- **TO BE DONE**
Return only this: the line with "Extract the structured" and all the lines that follow it below, through the final one, exactly as they are.

(Data listing)
+ + + +

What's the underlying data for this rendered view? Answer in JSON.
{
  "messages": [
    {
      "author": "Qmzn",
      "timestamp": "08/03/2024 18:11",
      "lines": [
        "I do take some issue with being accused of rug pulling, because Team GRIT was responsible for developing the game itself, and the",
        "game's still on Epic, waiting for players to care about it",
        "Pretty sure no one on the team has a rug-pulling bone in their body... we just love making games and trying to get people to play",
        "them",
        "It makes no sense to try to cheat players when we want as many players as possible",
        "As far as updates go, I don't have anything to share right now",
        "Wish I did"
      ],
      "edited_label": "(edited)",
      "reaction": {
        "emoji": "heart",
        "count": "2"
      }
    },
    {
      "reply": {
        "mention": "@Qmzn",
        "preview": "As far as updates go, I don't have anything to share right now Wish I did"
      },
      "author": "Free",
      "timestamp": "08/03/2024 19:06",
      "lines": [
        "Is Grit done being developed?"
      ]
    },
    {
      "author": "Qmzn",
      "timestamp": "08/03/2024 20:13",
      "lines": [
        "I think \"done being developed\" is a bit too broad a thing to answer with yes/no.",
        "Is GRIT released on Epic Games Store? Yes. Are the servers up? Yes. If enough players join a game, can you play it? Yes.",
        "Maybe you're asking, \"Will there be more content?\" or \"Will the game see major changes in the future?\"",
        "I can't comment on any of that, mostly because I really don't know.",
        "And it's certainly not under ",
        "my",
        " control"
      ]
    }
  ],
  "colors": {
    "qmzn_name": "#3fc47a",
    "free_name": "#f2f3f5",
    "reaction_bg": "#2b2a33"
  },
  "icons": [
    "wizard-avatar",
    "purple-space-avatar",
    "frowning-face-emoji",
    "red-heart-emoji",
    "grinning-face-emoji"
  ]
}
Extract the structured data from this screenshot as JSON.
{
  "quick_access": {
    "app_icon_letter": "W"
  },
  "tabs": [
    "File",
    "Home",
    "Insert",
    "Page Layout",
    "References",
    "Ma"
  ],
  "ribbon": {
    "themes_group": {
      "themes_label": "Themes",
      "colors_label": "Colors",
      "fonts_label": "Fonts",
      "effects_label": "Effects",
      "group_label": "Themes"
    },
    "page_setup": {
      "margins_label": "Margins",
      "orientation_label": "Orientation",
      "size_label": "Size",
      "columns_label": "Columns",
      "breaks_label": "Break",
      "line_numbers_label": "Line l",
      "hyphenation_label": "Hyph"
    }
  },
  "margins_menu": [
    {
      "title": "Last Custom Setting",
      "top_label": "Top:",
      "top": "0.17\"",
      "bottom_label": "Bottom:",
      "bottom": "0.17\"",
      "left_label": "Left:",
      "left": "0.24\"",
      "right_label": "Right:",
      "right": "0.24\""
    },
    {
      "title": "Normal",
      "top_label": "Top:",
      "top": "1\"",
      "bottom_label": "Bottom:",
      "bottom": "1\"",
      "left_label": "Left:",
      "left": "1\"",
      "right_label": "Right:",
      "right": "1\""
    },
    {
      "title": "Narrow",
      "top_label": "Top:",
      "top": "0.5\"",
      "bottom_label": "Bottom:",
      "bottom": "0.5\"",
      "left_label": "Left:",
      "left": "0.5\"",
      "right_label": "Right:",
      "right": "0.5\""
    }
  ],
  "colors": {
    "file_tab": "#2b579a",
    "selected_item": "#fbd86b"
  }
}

+ + + +

- **EXERCISE RESULT**
Extract the structured data from this screenshot as JSON.
{
  "quick_access": {
    "app_icon_letter": "W"
  },
  "tabs": [
    "File",
    "Home",
    "Insert",
    "Page Layout",
    "References",
    "Ma"
  ],
  "ribbon": {
    "themes_group": {
      "themes_label": "Themes",
      "colors_label": "Colors",
      "fonts_label": "Fonts",
      "effects_label": "Effects",
      "group_label": "Themes"
    },
    "page_setup": {
      "margins_label": "Margins",
      "orientation_label": "Orientation",
      "size_label": "Size",
      "columns_label": "Columns",
      "breaks_label": "Break",
      "line_numbers_label": "Line l",
      "hyphenation_label": "Hyph"
    }
  },
  "margins_menu": [
    {
      "title": "Last Custom Setting",
      "top_label": "Top:",
      "top": "0.17\"",
      "bottom_label": "Bottom:",
      "bottom": "0.17\"",
      "left_label": "Left:",
      "left": "0.24\"",
      "right_label": "Right:",
      "right": "0.24\""
    },
    {
      "title": "Normal",
      "top_label": "Top:",
      "top": "1\"",
      "bottom_label": "Bottom:",
      "bottom": "1\"",
      "left_label": "Left:",
      "left": "1\"",
      "right_label": "Right:",
      "right": "1\""
    },
    {
      "title": "Narrow",
      "top_label": "Top:",
      "top": "0.5\"",
      "bottom_label": "Bottom:",
      "bottom": "0.5\"",
      "left_label": "Left:",
      "left": "0.5\"",
      "right_label": "Right:",
      "right": "0.5\""
    }
  ],
  "colors": {
    "file_tab": "#2b579a",
    "selected_item": "#fbd86b"
  }
}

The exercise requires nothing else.